▶ What you need to do: Keep only the lines that hold the string "degrees", filtering out the rest of the entries below.

-- Begin Entries provided --

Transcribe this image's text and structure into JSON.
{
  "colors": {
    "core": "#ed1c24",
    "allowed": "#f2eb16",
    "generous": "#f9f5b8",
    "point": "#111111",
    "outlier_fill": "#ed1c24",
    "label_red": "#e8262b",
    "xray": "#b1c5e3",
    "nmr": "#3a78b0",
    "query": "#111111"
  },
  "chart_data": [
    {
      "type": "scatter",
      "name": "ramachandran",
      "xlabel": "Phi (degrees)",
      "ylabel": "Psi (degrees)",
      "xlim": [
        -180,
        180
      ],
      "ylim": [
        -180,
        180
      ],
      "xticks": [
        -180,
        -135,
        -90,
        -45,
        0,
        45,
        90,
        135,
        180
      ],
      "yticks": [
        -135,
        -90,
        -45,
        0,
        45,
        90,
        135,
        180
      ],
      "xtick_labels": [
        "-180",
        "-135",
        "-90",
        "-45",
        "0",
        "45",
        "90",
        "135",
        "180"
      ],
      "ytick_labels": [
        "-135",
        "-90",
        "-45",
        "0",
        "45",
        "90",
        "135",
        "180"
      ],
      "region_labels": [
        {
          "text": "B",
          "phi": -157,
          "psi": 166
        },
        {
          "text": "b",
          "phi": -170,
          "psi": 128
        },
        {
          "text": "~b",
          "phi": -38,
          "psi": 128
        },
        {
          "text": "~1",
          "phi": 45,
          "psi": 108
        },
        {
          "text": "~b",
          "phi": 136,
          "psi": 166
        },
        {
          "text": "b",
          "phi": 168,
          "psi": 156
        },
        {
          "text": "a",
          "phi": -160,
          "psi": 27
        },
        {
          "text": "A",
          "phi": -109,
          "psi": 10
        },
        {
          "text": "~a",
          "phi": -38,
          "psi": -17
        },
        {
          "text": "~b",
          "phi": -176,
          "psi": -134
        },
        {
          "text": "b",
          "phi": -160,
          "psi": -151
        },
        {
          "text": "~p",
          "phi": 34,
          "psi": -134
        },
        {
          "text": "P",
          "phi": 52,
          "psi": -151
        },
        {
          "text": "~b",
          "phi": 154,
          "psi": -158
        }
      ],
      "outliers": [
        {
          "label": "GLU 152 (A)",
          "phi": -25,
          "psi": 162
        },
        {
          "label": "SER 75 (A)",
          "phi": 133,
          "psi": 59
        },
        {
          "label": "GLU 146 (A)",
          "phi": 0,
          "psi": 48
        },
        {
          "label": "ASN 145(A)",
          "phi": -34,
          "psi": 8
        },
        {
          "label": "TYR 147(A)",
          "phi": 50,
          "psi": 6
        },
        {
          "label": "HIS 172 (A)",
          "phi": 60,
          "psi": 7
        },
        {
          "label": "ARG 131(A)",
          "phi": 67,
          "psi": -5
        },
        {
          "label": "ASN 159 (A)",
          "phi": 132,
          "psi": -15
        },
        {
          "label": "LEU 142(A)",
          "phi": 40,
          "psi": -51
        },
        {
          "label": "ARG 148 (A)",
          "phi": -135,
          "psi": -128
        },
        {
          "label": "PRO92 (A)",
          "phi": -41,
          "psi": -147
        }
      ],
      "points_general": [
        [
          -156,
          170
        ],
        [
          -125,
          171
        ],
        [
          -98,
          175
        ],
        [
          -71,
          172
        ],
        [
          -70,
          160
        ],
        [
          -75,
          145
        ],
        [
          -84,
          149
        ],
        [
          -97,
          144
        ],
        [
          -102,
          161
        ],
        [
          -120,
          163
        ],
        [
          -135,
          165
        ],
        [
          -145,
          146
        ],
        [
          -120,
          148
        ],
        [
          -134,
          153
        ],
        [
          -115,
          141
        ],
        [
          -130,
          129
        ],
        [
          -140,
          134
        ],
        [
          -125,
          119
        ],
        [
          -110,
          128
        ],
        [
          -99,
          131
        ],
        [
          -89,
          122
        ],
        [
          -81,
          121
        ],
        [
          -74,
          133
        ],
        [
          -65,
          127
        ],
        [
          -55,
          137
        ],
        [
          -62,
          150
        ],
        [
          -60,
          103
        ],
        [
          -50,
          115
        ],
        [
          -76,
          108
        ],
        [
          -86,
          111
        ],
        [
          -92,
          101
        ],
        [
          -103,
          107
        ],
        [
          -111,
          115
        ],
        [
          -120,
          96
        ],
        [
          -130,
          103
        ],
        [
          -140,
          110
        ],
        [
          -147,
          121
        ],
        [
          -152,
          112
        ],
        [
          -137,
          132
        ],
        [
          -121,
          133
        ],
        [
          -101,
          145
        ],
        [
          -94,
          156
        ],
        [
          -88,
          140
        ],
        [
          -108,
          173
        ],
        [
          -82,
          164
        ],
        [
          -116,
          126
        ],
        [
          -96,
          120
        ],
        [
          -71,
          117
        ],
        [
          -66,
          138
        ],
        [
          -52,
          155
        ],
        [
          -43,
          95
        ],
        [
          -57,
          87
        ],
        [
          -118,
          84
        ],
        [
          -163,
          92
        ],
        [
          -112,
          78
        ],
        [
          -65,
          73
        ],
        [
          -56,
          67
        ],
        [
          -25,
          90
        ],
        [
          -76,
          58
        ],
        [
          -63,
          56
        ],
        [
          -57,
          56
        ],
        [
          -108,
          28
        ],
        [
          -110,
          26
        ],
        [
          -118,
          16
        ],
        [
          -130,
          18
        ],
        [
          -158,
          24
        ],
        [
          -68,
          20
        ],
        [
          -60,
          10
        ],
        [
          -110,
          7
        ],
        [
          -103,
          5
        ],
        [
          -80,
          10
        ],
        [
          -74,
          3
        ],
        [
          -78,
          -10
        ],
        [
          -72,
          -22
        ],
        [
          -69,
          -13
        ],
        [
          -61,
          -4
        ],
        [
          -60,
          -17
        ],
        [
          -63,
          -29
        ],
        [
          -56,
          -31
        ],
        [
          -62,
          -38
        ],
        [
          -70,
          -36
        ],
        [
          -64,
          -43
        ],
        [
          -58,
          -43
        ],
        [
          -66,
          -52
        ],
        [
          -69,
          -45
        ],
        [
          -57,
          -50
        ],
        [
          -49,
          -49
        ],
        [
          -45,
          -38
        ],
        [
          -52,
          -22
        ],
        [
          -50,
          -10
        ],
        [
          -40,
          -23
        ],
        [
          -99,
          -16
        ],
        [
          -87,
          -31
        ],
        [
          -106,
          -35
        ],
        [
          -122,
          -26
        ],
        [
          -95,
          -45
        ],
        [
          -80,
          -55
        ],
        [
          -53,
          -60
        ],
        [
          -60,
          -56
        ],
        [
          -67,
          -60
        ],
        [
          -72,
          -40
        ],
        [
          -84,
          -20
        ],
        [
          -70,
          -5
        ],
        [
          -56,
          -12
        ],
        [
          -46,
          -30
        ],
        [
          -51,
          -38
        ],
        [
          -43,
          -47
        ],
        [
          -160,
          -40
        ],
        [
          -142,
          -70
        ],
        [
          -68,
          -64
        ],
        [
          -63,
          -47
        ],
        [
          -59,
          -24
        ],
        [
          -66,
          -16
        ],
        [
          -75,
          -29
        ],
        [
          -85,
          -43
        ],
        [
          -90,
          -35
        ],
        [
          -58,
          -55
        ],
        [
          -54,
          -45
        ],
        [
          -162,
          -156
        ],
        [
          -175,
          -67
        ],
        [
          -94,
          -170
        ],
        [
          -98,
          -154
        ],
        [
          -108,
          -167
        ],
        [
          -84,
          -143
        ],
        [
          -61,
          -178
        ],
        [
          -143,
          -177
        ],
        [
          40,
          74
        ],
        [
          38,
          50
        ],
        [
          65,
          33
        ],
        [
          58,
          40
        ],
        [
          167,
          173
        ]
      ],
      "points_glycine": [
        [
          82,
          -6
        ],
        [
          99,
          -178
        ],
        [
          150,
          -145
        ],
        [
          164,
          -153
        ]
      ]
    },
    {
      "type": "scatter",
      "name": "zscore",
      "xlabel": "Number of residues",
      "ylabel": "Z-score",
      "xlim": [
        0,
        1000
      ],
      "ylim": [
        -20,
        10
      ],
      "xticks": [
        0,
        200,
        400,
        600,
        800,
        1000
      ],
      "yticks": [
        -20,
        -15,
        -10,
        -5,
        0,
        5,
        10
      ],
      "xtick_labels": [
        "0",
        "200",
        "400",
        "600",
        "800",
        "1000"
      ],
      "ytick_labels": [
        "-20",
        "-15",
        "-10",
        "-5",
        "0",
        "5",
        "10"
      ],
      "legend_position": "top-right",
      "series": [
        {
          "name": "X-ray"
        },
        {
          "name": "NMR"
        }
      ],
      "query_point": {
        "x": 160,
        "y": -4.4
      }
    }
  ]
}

-- End Entries provided --

▶ Response:
      "xlabel": "Phi (degrees)",
      "ylabel": "Psi (degrees)",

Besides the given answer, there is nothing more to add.